• Set problem: Select the lines below containing the word "Consumer".

• Supplied material:
>> START

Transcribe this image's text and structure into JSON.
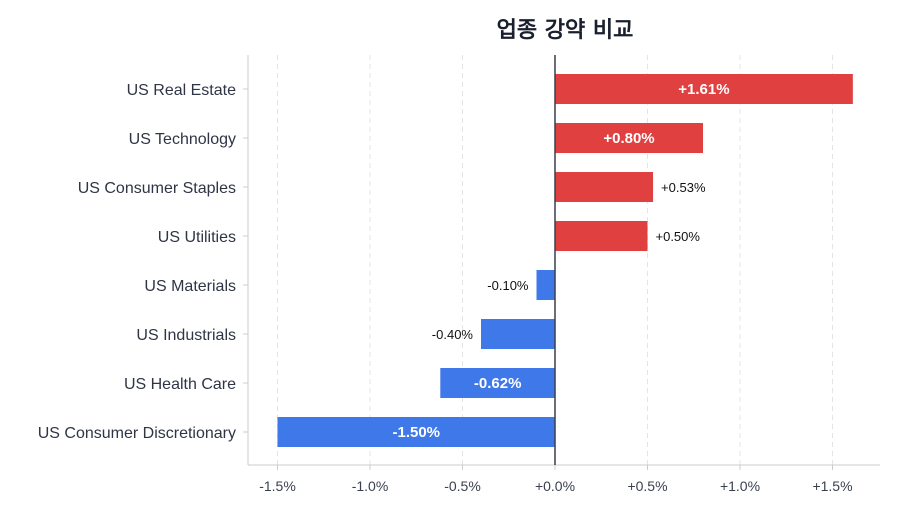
{
  "chart_data": {
    "type": "bar",
    "orientation": "horizontal",
    "title": "업종 강약 비교",
    "categories": [
      "US Real Estate",
      "US Technology",
      "US Consumer Staples",
      "US Utilities",
      "US Materials",
      "US Industrials",
      "US Health Care",
      "US Consumer Discretionary"
    ],
    "values": [
      1.61,
      0.8,
      0.53,
      0.5,
      -0.1,
      -0.4,
      -0.62,
      -1.5
    ],
    "labels": [
      "+1.61%",
      "+0.80%",
      "+0.53%",
      "+0.50%",
      "-0.10%",
      "-0.40%",
      "-0.62%",
      "-1.50%"
    ],
    "xlim": [
      -1.65,
      1.76
    ],
    "xticks": [
      -1.5,
      -1.0,
      -0.5,
      0,
      0.5,
      1.0,
      1.5
    ],
    "xtick_labels": [
      "-1.5%",
      "-1.0%",
      "-0.5%",
      "+0.0%",
      "+0.5%",
      "+1.0%",
      "+1.5%"
    ],
    "xlabel": "",
    "ylabel": "",
    "grid": "x dashed",
    "colors": {
      "positive": "#e04040",
      "negative": "#3f78e8"
    }
  }
}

>> END

• Correct result:
      "US Consumer Staples",
      "US Consumer Discretionary"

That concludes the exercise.